[Start SUPPLIED ENTRIES]

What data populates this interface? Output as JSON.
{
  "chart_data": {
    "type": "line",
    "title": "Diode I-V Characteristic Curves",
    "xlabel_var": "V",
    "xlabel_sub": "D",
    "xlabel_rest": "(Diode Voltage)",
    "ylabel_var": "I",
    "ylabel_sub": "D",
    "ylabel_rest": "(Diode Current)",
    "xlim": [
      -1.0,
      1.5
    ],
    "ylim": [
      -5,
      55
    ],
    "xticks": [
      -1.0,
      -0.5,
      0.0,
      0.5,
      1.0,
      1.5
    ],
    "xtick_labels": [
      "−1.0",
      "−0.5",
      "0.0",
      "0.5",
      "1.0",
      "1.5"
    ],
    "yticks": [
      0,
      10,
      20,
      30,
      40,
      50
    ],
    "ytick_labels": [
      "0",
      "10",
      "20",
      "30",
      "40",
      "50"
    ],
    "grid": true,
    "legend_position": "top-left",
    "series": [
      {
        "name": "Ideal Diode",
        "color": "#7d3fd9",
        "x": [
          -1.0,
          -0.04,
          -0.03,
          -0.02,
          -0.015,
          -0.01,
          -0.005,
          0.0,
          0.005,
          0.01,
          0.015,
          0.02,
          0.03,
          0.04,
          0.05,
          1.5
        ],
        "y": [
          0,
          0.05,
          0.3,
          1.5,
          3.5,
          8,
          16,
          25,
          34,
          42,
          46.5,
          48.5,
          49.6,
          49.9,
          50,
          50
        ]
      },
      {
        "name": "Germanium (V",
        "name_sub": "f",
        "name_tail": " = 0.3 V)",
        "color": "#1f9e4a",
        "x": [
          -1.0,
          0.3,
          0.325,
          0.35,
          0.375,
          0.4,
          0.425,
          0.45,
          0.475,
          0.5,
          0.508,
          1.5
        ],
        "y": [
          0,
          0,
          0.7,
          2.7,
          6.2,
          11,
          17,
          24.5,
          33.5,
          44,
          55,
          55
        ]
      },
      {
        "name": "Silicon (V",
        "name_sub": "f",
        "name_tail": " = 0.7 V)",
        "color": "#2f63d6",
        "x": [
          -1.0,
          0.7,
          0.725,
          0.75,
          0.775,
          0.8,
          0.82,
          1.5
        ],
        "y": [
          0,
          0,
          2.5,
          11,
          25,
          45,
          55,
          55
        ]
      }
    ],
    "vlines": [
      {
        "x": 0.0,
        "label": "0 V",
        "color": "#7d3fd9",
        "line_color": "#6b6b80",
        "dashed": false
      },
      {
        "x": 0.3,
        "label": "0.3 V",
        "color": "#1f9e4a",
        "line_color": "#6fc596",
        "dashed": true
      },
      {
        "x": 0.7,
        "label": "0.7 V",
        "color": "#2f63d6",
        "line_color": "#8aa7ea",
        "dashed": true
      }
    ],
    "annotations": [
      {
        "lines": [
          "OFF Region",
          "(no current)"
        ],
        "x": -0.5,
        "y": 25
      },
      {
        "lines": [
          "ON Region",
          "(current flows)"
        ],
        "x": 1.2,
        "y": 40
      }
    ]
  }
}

[End SUPPLIED ENTRIES]

_WHAT IS EXPECTED:_
Every entry in the listing must be retyped exactly.

_CORRECT ANSWER:_
What data populates this interface? Output as JSON.
{
  "chart_data": {
    "type": "line",
    "title": "Diode I-V Characteristic Curves",
    "xlabel_var": "V",
    "xlabel_sub": "D",
    "xlabel_rest": "(Diode Voltage)",
    "ylabel_var": "I",
    "ylabel_sub": "D",
    "ylabel_rest": "(Diode Current)",
    "xlim": [
      -1.0,
      1.5
    ],
    "ylim": [
      -5,
      55
    ],
    "xticks": [
      -1.0,
      -0.5,
      0.0,
      0.5,
      1.0,
      1.5
    ],
    "xtick_labels": [
      "−1.0",
      "−0.5",
      "0.0",
      "0.5",
      "1.0",
      "1.5"
    ],
    "yticks": [
      0,
      10,
      20,
      30,
      40,
      50
    ],
    "ytick_labels": [
      "0",
      "10",
      "20",
      "30",
      "40",
      "50"
    ],
    "grid": true,
    "legend_position": "top-left",
    "series": [
      {
        "name": "Ideal Diode",
        "color": "#7d3fd9",
        "x": [
          -1.0,
          -0.04,
          -0.03,
          -0.02,
          -0.015,
          -0.01,
          -0.005,
          0.0,
          0.005,
          0.01,
          0.015,
          0.02,
          0.03,
          0.04,
          0.05,
          1.5
        ],
        "y": [
          0,
          0.05,
          0.3,
          1.5,
          3.5,
          8,
          16,
          25,
          34,
          42,
          46.5,
          48.5,
          49.6,
          49.9,
          50,
          50
        ]
      },
      {
        "name": "Germanium (V",
        "name_sub": "f",
        "name_tail": " = 0.3 V)",
        "color": "#1f9e4a",
        "x": [
          -1.0,
          0.3,
          0.325,
          0.35,
          0.375,
          0.4,
          0.425,
          0.45,
          0.475,
          0.5,
          0.508,
          1.5
        ],
        "y": [
          0,
          0,
          0.7,
          2.7,
          6.2,
          11,
          17,
          24.5,
          33.5,
          44,
          55,
          55
        ]
      },
      {
        "name": "Silicon (V",
        "name_sub": "f",
        "name_tail": " = 0.7 V)",
        "color": "#2f63d6",
        "x": [
          -1.0,
          0.7,
          0.725,
          0.75,
          0.775,
          0.8,
          0.82,
          1.5
        ],
        "y": [
          0,
          0,
          2.5,
          11,
          25,
          45,
          55,
          55
        ]
      }
    ],
    "vlines": [
      {
        "x": 0.0,
        "label": "0 V",
        "color": "#7d3fd9",
        "line_color": "#6b6b80",
        "dashed": false
      },
      {
        "x": 0.3,
        "label": "0.3 V",
        "color": "#1f9e4a",
        "line_color": "#6fc596",
        "dashed": true
      },
      {
        "x": 0.7,
        "label": "0.7 V",
        "color": "#2f63d6",
        "line_color": "#8aa7ea",
        "dashed": true
      }
    ],
    "annotations": [
      {
        "lines": [
          "OFF Region",
          "(no current)"
        ],
        "x": -0.5,
        "y": 25
      },
      {
        "lines": [
          "ON Region",
          "(current flows)"
        ],
        "x": 1.2,
        "y": 40
      }
    ]
  }
}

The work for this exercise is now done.